Exercise description:
Change "Localize" to "Locate" in the lines below and leave everything else as it is.

Material provided:
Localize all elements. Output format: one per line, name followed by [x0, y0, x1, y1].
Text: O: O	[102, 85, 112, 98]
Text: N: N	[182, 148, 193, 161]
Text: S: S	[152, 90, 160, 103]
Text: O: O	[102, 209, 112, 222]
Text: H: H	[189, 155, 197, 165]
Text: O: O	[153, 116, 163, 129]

Solution:
Locate all elements. Output format: one per line, name followed by [x0, y0, x1, y1].
Text: O: O	[102, 85, 112, 98]
Text: N: N	[182, 148, 193, 161]
Text: S: S	[152, 90, 160, 103]
Text: O: O	[102, 209, 112, 222]
Text: H: H	[189, 155, 197, 165]
Text: O: O	[153, 116, 163, 129]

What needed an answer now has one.